§ **THE TASK**: Return every line of the data below that includes the string "βιταμίνας".

§ **DATA FOR THE TASK**:
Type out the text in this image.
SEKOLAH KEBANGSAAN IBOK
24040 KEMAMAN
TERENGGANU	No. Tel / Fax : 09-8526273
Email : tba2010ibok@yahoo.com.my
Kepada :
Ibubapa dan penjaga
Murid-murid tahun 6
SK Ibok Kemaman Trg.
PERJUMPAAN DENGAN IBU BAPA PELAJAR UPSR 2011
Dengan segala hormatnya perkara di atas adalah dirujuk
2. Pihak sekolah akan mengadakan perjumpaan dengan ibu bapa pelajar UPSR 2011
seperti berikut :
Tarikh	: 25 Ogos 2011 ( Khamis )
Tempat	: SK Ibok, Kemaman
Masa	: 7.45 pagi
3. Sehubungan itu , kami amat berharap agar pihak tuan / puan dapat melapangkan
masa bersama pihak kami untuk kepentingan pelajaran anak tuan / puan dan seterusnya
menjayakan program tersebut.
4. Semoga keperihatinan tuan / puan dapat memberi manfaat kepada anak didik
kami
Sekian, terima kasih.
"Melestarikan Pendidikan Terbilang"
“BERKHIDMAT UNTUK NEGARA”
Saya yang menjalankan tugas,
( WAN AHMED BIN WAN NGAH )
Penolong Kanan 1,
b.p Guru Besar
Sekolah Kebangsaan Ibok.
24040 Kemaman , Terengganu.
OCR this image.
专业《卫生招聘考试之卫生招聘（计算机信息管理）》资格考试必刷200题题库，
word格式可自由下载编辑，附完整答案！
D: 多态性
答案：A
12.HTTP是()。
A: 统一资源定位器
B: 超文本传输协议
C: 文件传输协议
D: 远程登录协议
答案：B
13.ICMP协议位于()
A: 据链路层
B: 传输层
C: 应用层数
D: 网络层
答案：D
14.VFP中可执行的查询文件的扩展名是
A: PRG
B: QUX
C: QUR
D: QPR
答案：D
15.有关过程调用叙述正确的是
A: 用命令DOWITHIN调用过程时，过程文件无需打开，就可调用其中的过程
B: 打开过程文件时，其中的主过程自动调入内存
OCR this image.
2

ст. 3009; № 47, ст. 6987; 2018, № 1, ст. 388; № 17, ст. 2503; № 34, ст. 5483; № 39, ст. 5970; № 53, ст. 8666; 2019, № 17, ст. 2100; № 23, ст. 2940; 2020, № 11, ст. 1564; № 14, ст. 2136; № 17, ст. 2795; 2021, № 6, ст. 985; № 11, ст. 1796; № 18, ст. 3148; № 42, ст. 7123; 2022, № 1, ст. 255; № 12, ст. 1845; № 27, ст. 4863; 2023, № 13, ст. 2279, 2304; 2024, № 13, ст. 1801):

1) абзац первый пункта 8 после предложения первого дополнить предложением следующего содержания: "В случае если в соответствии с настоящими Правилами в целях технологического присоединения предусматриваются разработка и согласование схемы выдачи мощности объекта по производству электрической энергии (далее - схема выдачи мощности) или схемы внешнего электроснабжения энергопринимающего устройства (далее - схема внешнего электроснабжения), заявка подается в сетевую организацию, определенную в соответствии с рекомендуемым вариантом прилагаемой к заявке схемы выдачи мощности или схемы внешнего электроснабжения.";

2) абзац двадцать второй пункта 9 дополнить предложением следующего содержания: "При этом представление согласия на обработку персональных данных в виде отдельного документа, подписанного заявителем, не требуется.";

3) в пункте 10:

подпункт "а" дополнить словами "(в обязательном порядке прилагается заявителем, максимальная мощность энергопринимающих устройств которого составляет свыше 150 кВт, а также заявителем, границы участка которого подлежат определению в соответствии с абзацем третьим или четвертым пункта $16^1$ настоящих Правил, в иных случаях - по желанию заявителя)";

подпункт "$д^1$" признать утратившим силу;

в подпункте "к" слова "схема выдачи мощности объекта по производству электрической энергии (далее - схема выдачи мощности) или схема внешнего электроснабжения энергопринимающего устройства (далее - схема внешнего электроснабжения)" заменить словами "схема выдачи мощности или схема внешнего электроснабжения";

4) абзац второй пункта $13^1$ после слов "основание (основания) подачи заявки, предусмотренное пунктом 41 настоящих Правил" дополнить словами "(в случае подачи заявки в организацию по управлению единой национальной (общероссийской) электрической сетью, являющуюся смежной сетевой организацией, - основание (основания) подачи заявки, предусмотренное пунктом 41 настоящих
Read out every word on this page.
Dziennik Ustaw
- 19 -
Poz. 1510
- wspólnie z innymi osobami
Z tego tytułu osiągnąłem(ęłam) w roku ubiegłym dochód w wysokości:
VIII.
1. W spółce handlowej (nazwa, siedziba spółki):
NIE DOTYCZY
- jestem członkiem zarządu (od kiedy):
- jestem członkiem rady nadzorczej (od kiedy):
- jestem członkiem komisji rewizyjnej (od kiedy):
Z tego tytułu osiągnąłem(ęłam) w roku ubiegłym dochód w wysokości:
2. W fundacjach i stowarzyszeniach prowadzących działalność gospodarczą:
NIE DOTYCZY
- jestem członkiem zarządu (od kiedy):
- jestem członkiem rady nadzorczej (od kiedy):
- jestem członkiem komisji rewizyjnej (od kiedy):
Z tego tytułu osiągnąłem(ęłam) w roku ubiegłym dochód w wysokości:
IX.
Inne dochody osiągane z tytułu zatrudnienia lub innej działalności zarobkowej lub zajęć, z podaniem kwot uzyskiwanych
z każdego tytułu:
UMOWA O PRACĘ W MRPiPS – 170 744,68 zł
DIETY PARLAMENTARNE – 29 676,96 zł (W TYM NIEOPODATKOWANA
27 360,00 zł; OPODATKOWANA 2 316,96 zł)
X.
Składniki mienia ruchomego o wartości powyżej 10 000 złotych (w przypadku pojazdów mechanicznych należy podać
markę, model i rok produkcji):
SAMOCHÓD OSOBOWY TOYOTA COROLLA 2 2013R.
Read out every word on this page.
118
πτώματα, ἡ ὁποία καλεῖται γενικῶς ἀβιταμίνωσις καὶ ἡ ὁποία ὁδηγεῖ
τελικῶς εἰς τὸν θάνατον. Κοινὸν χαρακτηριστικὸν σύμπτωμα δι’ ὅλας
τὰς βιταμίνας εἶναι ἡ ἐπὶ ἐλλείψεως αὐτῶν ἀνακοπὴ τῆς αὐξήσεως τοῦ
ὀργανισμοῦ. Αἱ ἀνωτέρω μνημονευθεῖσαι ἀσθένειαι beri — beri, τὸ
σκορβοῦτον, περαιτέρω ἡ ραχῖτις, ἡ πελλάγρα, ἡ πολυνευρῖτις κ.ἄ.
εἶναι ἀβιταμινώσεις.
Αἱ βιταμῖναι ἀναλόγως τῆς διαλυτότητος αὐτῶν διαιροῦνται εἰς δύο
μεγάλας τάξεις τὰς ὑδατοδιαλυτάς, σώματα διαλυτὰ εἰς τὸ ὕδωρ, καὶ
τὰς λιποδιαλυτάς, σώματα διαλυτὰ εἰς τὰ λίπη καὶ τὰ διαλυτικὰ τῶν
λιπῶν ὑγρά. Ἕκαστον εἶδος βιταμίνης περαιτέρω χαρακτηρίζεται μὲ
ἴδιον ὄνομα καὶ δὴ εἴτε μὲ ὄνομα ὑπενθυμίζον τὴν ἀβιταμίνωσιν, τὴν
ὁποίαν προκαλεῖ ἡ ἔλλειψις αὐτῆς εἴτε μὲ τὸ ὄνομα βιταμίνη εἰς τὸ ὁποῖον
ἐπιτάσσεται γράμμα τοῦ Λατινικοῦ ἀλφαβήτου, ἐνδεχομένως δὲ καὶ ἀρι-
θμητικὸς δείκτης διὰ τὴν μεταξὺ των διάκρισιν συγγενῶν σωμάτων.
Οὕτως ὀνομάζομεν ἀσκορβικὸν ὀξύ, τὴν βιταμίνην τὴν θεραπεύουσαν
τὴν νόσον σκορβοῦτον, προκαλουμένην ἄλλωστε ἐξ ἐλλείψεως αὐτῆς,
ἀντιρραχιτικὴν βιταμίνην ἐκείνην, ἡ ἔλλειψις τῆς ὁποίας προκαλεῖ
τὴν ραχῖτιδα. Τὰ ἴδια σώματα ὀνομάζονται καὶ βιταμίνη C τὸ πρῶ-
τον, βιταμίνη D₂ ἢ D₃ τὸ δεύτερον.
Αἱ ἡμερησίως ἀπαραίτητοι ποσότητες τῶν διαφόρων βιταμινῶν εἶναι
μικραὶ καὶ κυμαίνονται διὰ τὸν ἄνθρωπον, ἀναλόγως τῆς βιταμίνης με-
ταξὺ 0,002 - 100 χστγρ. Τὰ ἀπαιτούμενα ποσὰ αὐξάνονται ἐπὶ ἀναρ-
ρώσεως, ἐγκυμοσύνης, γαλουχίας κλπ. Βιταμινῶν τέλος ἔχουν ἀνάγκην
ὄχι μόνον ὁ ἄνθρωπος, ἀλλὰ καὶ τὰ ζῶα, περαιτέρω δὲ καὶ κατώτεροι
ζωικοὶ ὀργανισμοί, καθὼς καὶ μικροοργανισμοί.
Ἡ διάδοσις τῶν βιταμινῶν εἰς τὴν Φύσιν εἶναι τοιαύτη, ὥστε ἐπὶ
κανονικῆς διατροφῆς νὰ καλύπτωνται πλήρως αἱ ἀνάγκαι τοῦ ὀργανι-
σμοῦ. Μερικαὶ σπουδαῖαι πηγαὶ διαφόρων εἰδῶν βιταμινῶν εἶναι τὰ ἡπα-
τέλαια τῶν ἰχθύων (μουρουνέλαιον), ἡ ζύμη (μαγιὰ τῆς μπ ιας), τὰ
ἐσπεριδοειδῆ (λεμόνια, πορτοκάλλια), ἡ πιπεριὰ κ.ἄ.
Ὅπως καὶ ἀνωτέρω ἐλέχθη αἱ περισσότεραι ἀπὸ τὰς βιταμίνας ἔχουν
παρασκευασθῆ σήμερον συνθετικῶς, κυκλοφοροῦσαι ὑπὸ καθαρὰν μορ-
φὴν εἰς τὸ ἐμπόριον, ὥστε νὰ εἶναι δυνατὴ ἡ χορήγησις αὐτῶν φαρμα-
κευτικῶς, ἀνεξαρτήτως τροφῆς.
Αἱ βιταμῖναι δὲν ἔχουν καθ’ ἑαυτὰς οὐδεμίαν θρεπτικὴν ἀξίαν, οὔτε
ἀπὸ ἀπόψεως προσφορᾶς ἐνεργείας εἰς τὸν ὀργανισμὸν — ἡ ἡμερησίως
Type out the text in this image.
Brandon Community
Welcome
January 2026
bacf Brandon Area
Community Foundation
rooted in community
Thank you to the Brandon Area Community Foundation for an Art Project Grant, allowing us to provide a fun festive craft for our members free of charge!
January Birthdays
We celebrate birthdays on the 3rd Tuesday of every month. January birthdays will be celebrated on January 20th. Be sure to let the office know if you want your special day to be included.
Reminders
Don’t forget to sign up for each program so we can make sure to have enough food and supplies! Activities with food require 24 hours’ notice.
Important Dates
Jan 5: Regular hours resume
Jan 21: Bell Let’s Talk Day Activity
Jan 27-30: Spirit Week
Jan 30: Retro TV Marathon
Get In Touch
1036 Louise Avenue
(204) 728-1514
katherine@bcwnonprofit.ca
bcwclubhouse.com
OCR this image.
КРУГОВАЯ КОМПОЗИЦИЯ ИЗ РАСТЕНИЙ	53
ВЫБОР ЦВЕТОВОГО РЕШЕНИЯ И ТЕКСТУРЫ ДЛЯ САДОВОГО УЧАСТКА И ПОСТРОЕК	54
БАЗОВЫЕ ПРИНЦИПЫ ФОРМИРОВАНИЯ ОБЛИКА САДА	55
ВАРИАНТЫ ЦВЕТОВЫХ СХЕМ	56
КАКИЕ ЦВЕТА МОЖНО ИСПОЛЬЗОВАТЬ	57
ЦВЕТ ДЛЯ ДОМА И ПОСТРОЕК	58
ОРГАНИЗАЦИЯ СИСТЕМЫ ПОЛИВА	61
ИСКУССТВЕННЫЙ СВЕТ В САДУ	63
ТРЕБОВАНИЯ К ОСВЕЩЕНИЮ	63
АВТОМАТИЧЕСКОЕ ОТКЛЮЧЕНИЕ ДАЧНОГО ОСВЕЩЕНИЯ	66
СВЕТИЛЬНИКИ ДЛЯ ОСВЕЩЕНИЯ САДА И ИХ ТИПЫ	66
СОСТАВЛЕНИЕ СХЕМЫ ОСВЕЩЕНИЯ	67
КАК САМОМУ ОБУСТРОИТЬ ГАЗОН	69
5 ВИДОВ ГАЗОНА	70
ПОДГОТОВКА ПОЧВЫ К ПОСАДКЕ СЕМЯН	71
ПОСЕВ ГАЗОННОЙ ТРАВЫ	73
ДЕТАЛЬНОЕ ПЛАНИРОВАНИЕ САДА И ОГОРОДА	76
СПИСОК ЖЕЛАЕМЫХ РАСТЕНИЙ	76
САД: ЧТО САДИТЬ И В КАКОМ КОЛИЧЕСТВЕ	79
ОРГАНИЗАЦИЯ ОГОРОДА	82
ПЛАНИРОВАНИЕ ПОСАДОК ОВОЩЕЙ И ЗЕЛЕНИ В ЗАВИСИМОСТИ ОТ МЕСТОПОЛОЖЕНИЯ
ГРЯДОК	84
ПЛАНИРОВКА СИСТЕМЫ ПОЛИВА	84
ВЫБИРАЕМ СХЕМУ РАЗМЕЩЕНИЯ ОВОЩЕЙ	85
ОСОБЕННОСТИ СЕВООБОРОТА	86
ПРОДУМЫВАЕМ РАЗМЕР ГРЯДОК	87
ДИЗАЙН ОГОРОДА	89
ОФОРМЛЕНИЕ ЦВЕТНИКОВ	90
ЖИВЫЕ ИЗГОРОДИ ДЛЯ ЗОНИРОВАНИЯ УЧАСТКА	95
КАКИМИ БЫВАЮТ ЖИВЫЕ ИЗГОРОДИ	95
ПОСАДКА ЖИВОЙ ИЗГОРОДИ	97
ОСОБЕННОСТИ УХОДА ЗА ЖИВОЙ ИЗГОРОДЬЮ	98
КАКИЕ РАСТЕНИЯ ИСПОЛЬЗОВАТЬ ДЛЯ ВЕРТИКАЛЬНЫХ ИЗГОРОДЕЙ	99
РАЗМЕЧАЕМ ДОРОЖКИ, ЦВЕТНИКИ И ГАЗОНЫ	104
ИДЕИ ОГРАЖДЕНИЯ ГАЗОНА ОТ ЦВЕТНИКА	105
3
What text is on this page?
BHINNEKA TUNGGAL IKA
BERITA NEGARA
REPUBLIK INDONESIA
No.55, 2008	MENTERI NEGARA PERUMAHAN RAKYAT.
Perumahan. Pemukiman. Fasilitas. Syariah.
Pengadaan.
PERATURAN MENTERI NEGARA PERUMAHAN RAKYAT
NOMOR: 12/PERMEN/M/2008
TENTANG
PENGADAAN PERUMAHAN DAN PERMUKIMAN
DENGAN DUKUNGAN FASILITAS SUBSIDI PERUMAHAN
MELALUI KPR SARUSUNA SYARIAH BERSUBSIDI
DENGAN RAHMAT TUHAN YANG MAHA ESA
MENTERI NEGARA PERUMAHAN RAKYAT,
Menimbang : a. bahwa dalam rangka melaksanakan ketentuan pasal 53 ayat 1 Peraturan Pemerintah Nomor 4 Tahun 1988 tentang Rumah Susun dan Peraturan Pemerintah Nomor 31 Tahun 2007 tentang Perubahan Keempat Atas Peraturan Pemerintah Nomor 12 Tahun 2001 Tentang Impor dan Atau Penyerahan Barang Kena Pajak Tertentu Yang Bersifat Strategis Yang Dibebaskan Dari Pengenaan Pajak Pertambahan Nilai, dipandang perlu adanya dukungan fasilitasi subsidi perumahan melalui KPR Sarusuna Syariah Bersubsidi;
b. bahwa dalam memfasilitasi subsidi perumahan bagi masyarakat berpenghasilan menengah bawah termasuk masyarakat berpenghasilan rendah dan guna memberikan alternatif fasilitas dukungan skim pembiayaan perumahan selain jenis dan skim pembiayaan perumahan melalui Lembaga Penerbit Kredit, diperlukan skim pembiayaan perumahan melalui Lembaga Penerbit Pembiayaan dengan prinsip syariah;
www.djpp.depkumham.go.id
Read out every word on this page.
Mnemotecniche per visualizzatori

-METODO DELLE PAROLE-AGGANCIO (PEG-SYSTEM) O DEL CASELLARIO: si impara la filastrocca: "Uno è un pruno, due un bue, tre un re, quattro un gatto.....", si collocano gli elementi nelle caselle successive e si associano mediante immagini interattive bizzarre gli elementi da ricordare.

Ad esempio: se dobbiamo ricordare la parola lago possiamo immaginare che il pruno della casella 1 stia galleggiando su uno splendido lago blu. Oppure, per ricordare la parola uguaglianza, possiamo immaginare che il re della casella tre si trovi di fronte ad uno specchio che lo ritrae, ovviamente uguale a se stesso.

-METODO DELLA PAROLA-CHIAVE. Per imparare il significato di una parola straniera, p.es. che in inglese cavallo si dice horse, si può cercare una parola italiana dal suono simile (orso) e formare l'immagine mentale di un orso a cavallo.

§ **FINISHED EXERCISE**:
τὰς βιταμίνας εἶναι ἡ ἐπὶ ἐλλείψεως αὐτῶν ἀνακοπὴ τῆς αὐξήσεως τοῦ
Ὅπως καὶ ἀνωτέρω ἐλέχθη αἱ περισσότεραι ἀπὸ τὰς βιταμίνας ἔχουν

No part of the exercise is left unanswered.